## begin
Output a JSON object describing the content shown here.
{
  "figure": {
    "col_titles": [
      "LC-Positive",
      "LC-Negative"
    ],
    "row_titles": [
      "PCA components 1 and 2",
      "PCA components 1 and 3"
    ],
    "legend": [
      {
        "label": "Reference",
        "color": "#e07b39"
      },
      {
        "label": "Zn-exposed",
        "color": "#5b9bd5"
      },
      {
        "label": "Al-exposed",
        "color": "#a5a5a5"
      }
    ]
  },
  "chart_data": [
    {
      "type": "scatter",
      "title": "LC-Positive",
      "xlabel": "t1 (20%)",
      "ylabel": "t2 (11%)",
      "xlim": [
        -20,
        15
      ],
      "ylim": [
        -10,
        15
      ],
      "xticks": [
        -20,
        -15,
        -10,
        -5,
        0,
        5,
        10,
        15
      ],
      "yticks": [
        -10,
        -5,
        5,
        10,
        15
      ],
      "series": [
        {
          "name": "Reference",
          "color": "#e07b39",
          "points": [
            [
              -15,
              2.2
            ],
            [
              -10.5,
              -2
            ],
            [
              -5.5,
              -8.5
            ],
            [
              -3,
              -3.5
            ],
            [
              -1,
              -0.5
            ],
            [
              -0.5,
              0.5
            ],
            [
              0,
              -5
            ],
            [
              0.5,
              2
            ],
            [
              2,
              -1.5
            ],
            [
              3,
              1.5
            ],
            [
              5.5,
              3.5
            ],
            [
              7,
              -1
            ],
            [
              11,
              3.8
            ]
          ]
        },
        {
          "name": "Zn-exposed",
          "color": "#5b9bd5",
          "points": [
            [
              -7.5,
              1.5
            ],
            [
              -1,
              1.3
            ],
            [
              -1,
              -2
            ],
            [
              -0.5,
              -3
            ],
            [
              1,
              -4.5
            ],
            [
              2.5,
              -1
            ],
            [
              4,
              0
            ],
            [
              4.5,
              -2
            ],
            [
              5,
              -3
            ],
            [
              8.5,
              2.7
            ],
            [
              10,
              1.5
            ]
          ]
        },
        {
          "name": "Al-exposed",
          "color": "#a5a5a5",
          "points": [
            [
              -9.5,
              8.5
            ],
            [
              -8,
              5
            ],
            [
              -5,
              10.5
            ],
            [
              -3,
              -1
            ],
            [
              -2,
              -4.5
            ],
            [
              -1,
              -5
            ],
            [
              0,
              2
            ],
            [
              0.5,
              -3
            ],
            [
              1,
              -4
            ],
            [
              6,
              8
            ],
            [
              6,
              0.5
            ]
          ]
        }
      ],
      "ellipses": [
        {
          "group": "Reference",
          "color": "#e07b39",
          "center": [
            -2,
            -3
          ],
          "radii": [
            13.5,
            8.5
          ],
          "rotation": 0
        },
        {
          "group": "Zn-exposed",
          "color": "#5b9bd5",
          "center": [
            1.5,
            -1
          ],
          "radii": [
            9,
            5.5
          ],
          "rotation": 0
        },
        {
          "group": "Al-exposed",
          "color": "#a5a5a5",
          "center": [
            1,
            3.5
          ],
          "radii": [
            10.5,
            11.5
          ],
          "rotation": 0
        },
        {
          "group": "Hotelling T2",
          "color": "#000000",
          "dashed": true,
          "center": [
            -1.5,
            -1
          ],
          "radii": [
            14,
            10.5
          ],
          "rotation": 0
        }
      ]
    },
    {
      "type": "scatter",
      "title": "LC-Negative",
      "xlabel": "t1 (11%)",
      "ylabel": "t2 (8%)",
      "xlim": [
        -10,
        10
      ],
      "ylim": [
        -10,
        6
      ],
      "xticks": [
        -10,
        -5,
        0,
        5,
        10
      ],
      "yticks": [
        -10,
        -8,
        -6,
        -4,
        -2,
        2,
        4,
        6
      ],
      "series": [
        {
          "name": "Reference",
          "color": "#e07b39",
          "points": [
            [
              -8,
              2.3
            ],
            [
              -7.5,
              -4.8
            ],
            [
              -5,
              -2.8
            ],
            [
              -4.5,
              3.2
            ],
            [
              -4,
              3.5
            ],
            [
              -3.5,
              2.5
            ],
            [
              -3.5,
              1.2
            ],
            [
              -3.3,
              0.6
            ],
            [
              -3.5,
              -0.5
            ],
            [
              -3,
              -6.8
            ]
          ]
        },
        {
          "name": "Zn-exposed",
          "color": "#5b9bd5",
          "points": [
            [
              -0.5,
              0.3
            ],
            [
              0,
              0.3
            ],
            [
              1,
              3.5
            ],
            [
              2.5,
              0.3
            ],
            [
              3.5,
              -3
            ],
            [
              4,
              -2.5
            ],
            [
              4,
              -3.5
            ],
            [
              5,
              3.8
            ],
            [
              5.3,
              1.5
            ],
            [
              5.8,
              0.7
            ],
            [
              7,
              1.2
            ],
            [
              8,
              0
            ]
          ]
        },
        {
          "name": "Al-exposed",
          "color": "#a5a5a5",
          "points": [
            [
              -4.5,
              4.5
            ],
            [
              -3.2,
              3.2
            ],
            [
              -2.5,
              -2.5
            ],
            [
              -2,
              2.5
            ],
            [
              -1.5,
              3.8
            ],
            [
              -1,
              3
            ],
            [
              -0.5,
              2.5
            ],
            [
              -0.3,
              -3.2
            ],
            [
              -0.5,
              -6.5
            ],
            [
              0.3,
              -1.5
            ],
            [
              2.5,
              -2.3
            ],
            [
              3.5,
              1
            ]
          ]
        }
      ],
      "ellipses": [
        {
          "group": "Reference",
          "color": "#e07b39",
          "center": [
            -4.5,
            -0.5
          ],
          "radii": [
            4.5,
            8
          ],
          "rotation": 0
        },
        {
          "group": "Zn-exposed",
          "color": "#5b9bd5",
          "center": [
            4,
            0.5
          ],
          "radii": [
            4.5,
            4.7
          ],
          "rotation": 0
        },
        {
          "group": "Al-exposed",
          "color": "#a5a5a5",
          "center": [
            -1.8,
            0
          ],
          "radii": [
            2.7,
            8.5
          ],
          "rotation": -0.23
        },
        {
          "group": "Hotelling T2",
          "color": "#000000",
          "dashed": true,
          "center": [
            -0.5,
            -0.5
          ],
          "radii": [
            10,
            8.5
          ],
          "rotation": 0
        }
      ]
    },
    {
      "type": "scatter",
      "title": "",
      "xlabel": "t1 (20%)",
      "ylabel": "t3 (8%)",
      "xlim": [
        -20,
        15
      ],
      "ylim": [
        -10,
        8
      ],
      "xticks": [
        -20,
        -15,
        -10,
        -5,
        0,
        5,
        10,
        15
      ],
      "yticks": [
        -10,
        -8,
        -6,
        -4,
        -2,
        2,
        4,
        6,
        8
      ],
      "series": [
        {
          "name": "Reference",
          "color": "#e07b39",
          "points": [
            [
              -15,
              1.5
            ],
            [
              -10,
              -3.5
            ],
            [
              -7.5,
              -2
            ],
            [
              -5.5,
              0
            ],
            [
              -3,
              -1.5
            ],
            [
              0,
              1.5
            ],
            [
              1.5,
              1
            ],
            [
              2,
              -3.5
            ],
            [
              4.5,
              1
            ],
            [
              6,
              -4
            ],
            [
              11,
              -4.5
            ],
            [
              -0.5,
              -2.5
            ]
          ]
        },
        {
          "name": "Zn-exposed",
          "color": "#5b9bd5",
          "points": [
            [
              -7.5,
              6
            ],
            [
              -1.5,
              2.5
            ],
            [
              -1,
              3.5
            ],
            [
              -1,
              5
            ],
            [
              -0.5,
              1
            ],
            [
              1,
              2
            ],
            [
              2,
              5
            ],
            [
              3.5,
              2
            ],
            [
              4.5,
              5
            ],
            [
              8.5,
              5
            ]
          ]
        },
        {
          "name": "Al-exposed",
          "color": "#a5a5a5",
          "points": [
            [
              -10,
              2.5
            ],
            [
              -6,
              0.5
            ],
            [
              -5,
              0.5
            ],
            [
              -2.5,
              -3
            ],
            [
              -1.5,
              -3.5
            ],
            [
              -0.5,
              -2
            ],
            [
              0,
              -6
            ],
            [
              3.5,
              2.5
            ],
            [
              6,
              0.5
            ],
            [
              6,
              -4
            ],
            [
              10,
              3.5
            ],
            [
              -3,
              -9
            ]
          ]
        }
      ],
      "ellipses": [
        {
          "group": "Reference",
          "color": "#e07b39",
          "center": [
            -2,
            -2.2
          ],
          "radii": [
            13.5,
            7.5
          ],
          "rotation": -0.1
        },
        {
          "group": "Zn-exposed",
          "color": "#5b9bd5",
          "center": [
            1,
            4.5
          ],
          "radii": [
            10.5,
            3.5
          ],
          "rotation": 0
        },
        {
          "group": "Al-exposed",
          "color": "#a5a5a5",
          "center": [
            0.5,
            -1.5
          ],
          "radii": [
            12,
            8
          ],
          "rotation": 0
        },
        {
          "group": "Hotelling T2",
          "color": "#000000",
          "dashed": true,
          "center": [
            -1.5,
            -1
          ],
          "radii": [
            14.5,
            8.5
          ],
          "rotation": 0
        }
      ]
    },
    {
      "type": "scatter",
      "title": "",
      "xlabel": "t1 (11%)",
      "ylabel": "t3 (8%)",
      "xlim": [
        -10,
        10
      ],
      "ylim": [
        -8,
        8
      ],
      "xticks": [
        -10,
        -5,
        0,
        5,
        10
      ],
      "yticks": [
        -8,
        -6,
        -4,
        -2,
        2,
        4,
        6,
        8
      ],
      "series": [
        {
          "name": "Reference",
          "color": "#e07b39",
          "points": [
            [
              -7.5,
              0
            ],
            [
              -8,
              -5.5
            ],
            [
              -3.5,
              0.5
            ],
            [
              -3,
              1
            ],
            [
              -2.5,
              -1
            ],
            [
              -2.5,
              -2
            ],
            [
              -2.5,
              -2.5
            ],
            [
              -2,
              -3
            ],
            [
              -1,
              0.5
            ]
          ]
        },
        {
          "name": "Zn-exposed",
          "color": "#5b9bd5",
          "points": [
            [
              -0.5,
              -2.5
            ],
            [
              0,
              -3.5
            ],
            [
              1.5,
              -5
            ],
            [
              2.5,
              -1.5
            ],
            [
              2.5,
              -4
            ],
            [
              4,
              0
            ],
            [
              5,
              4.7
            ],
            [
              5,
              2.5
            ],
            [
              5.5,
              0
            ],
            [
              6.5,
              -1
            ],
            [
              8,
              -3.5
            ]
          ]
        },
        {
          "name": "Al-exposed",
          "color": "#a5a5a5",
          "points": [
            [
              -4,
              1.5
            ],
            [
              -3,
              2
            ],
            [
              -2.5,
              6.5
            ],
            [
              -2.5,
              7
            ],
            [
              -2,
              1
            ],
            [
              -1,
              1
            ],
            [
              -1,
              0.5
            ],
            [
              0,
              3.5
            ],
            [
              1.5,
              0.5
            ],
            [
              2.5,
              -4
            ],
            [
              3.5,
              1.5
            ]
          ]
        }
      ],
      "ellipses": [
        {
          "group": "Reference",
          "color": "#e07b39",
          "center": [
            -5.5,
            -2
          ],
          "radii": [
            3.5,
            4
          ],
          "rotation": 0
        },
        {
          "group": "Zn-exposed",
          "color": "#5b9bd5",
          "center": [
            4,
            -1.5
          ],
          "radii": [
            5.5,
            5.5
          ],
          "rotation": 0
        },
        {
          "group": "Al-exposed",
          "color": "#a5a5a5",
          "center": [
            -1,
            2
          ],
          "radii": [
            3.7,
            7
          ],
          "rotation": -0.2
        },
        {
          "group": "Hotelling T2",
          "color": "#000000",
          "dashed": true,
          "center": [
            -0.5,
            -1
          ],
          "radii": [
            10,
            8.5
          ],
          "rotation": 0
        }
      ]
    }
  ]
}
## end
Aim of the exercise: Locate all lines that include the word "components" and copy them out.

Output for this task:
      "PCA components 1 and 2",
      "PCA components 1 and 3"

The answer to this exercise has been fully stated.